Answer with nothing except the number of lines that contain the word "SAMAA".

* start Data records *

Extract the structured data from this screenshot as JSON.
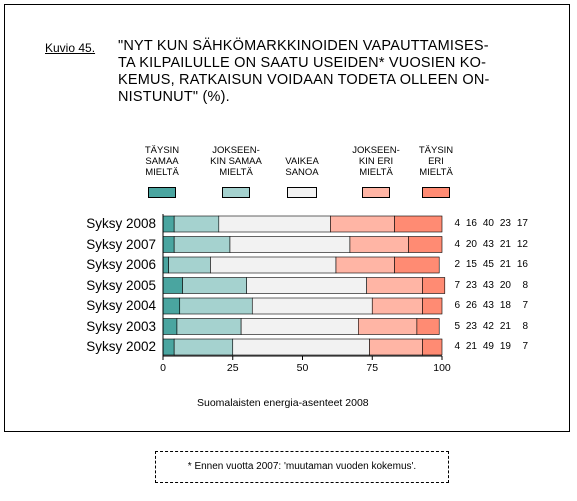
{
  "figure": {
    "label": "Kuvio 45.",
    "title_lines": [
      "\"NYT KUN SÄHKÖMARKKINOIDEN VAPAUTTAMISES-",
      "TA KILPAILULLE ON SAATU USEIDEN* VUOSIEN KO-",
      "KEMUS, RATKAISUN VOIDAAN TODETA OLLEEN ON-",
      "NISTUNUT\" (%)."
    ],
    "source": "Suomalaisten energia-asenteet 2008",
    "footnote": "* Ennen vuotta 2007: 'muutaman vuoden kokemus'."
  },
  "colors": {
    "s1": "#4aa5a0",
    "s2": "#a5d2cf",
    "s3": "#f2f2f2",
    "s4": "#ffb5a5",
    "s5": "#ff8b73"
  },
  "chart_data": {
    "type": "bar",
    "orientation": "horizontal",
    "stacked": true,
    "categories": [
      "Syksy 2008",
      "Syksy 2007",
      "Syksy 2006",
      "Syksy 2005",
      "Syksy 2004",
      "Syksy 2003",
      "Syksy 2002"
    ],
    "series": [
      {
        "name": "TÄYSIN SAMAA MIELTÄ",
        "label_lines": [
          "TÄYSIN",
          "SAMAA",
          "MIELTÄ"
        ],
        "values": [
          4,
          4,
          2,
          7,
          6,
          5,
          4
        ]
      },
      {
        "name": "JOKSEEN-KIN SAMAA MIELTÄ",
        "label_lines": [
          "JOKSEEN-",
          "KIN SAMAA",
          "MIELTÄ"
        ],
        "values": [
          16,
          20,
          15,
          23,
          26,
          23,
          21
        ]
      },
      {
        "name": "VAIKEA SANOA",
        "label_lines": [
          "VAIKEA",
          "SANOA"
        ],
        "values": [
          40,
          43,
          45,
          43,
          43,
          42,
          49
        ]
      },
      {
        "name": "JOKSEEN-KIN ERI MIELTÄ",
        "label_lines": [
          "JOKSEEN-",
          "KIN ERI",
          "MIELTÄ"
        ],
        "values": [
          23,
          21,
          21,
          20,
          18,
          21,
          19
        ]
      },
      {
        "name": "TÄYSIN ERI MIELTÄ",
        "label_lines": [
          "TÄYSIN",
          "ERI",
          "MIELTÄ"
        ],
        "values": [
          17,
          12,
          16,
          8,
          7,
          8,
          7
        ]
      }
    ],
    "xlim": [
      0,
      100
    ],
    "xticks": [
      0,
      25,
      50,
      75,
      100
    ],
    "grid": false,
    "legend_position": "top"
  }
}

* end Data records *

> _Solution to the exercise_: 4